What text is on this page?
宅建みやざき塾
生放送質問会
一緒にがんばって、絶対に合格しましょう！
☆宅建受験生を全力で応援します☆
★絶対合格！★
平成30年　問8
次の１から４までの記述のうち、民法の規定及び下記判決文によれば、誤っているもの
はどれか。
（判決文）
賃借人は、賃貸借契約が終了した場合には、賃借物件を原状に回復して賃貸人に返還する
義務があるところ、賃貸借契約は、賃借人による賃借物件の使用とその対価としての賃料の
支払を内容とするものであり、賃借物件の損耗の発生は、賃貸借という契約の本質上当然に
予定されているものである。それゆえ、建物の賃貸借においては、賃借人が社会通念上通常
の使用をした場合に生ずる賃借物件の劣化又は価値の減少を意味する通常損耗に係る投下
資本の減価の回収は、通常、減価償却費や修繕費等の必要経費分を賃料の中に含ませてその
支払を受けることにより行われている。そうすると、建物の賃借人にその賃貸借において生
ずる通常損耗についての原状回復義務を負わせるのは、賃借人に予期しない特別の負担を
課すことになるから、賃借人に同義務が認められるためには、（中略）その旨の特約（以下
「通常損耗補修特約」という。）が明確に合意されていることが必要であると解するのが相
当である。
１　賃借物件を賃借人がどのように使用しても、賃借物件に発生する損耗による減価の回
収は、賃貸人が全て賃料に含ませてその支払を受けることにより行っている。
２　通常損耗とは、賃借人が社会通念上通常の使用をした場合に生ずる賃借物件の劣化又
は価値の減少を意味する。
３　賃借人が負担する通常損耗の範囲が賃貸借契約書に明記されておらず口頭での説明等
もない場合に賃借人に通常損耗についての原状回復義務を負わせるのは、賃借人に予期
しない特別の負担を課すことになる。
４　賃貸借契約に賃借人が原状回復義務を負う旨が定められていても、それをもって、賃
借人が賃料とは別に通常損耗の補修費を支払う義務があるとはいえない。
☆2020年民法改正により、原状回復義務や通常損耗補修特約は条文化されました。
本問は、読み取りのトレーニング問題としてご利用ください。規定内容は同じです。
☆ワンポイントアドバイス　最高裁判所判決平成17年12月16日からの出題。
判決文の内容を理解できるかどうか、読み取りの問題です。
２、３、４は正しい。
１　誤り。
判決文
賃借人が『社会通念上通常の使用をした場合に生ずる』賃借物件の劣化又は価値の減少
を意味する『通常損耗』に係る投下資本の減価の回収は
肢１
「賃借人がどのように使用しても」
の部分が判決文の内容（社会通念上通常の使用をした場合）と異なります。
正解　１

^^^^^^^^^^^^^^^^

Return the entries above exactly as they appear.

Response to the exercise =>
What text is on this page?
宅建みやざき塾
生放送質問会
一緒にがんばって、絶対に合格しましょう！
☆宅建受験生を全力で応援します☆
★絶対合格！★
平成30年　問8
次の１から４までの記述のうち、民法の規定及び下記判決文によれば、誤っているもの
はどれか。
（判決文）
賃借人は、賃貸借契約が終了した場合には、賃借物件を原状に回復して賃貸人に返還する
義務があるところ、賃貸借契約は、賃借人による賃借物件の使用とその対価としての賃料の
支払を内容とするものであり、賃借物件の損耗の発生は、賃貸借という契約の本質上当然に
予定されているものである。それゆえ、建物の賃貸借においては、賃借人が社会通念上通常
の使用をした場合に生ずる賃借物件の劣化又は価値の減少を意味する通常損耗に係る投下
資本の減価の回収は、通常、減価償却費や修繕費等の必要経費分を賃料の中に含ませてその
支払を受けることにより行われている。そうすると、建物の賃借人にその賃貸借において生
ずる通常損耗についての原状回復義務を負わせるのは、賃借人に予期しない特別の負担を
課すことになるから、賃借人に同義務が認められるためには、（中略）その旨の特約（以下
「通常損耗補修特約」という。）が明確に合意されていることが必要であると解するのが相
当である。
１　賃借物件を賃借人がどのように使用しても、賃借物件に発生する損耗による減価の回
収は、賃貸人が全て賃料に含ませてその支払を受けることにより行っている。
２　通常損耗とは、賃借人が社会通念上通常の使用をした場合に生ずる賃借物件の劣化又
は価値の減少を意味する。
３　賃借人が負担する通常損耗の範囲が賃貸借契約書に明記されておらず口頭での説明等
もない場合に賃借人に通常損耗についての原状回復義務を負わせるのは、賃借人に予期
しない特別の負担を課すことになる。
４　賃貸借契約に賃借人が原状回復義務を負う旨が定められていても、それをもって、賃
借人が賃料とは別に通常損耗の補修費を支払う義務があるとはいえない。
☆2020年民法改正により、原状回復義務や通常損耗補修特約は条文化されました。
本問は、読み取りのトレーニング問題としてご利用ください。規定内容は同じです。
☆ワンポイントアドバイス　最高裁判所判決平成17年12月16日からの出題。
判決文の内容を理解できるかどうか、読み取りの問題です。
２、３、４は正しい。
１　誤り。
判決文
賃借人が『社会通念上通常の使用をした場合に生ずる』賃借物件の劣化又は価値の減少
を意味する『通常損耗』に係る投下資本の減価の回収は
肢１
「賃借人がどのように使用しても」
の部分が判決文の内容（社会通念上通常の使用をした場合）と異なります。
正解　１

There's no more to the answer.